··· 抜粋本文 ···

本発明は、色素増感型太陽電池及びこの太陽電池に使用することができる透明電極基板とその製造方法に関するものである。
一般に“湿式太陽電池”とか“グレッツェル電池”等と呼ばれる太陽電池は、1991年にグレッツェルらが提案した色素増感型太陽電池を指し(Nature,353(1991)p.737)、シリコン半導体を使わずに、酸化チタンと有機色素とヨウ素溶液とからなる、電気化学的なセル構造を持つものである。
この色素増感太陽電池は、透明な導電性ガラス板に酸化チタン粉末を焼き付けてその上に有機色素を単分子吸着させた電極と、ヨウ素/ヨウ化物レドックス系を含む電解質と、白金をスパッタした導電性ガラス板の対極から構成されており、電解質溶液の酸化還元反応を伴うものである。
この酸化チタン粉末焼成物からなる酸化物半導体膜を有する透明な導電性基板としては、通常、ガラスあるいはプラスチックのシート上に錫をドープした酸化インジウム(ITO)を成膜したものが使用されている。
しかしながら、このようなITOの透明電極にあっては、太陽電池のような大面積を必要とする用途には、まだ充分に低い抵抗値とは言えず、発電効率と大型化の点で満足できるものではなかった。また、抵抗値としては、10Ω/□以下が望ましいが、これを達成しようとするとITOの膜厚が厚くなり、透明性が低下して発電効率が低下する問題があった。
そこで、このような問題を解決する方策として、エッチングにより網状に銅の金属膜を形成し、その上にITOを成膜した透明電極を用いた有機色素増感型金属酸化物半導体電極が提案されている(例えば、特許文献1参照)。

··· 入力データ ···

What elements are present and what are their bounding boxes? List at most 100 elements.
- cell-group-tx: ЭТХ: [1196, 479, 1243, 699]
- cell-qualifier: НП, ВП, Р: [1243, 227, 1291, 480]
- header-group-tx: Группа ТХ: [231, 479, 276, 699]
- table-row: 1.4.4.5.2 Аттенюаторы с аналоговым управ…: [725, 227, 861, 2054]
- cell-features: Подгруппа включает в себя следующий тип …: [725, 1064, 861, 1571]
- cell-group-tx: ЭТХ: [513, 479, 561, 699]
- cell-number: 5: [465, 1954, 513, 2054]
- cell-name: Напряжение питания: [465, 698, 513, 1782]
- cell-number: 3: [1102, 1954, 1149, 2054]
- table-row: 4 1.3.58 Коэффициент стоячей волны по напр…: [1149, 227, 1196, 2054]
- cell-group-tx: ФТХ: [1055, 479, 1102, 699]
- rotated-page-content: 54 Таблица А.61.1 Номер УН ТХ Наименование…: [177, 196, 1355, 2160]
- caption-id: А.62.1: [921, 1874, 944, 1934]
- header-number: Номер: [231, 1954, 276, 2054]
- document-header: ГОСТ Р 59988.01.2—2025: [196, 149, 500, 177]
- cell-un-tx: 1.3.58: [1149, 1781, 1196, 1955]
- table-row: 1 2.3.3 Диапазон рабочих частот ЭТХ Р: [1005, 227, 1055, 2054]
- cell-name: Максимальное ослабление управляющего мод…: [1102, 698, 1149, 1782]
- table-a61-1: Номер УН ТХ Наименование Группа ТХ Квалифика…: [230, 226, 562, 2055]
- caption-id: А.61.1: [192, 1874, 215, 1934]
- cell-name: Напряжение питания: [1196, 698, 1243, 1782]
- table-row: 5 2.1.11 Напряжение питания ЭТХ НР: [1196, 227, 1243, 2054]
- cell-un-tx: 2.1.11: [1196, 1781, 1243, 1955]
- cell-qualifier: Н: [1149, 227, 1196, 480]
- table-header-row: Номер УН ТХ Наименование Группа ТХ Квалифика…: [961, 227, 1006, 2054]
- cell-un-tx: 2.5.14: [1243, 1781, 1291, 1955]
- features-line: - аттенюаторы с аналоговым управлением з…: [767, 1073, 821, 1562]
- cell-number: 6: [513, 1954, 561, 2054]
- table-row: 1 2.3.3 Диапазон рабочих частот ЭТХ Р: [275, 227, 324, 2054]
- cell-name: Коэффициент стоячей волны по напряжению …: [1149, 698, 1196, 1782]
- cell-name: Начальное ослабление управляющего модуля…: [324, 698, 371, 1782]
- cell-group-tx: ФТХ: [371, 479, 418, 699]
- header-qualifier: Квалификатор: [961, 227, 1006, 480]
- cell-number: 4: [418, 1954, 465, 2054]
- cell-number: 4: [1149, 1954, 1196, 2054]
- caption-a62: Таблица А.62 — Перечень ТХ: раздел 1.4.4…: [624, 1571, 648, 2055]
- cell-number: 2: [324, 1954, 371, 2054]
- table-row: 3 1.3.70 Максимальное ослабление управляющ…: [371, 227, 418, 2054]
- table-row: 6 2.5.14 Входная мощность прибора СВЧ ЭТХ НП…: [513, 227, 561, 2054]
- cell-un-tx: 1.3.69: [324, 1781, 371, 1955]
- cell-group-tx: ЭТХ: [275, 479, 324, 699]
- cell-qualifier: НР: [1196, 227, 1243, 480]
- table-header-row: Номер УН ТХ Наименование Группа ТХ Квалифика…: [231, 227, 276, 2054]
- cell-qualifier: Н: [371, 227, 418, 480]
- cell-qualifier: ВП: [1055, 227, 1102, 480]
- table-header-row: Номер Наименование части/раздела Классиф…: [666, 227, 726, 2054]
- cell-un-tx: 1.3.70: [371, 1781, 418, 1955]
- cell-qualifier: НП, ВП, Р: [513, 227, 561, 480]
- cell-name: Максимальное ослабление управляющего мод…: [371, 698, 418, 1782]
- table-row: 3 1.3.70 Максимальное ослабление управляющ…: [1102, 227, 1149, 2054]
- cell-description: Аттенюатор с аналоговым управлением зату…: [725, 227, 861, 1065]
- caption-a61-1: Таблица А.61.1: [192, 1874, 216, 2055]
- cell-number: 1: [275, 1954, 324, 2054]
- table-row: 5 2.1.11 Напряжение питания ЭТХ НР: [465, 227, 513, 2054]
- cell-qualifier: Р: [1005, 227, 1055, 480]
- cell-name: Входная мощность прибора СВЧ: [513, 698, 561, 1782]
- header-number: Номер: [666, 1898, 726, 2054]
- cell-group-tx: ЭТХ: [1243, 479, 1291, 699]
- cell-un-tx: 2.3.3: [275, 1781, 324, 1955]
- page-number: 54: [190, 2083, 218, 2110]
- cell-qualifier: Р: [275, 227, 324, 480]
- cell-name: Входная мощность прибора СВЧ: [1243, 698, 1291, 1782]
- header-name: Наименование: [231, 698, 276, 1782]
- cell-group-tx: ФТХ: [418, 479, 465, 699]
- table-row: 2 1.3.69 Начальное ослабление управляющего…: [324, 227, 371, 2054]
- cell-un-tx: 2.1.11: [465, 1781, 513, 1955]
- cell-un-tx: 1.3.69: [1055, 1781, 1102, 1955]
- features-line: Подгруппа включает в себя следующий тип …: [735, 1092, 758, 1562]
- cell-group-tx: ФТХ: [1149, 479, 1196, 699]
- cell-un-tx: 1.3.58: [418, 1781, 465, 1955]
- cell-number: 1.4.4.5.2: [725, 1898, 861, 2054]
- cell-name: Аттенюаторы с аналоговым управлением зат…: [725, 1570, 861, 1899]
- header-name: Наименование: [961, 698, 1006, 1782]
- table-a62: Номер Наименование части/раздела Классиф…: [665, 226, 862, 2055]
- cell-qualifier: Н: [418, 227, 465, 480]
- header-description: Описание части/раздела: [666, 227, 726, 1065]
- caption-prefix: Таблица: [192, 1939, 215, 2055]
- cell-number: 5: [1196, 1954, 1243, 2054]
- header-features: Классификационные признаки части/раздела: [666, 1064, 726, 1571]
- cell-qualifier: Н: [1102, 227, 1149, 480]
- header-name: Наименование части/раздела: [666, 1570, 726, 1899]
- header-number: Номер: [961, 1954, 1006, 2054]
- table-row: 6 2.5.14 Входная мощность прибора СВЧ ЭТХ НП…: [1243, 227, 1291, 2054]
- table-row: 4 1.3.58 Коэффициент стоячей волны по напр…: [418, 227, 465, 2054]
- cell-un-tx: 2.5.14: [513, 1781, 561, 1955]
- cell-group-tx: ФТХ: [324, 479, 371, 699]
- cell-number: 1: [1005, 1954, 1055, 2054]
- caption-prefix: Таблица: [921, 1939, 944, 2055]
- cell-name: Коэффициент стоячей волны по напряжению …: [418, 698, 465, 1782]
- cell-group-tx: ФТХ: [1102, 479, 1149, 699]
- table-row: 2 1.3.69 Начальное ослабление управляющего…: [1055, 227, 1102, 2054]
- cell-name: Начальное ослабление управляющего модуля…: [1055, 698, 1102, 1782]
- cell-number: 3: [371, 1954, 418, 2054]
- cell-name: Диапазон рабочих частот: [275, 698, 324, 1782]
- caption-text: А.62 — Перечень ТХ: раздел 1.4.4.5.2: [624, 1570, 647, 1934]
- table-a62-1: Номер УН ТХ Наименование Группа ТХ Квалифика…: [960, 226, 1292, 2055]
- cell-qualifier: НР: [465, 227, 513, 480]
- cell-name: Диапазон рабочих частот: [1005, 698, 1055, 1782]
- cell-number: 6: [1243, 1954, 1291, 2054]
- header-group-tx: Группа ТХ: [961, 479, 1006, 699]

···

出題 1
抜粋本文について、次の問いに答えよ。
(a) グレッツェルらが色素増感型太陽電池を提案したのは何年か。
(b) 対極の導電性ガラス板には何がスパッタされているか。
(c) ITOの透明電極の抵抗値として望ましいとされている値はいくつか。
出題 2
エントリの先頭から「- header-group-tx: Группа ТХ: [231, 479, 276, 699]」を含む行まで（両端の行を含む）を、各行を1つの文字列とするJSONリストとして並べよ。空行は除くこと。
抜粋本文とエントリは、互いに関係のない別々の資料である。

解答例 1
(a) 1991年
(b) 白金
(c) 10Ω/□以下

解答例 2
[
  "What elements are present and what are their bounding boxes? List at most 100 elements.",
  "- cell-group-tx: ЭТХ: [1196, 479, 1243, 699]",
  "- cell-qualifier: НП, ВП, Р: [1243, 227, 1291, 480]",
  "- header-group-tx: Группа ТХ: [231, 479, 276, 699]"
]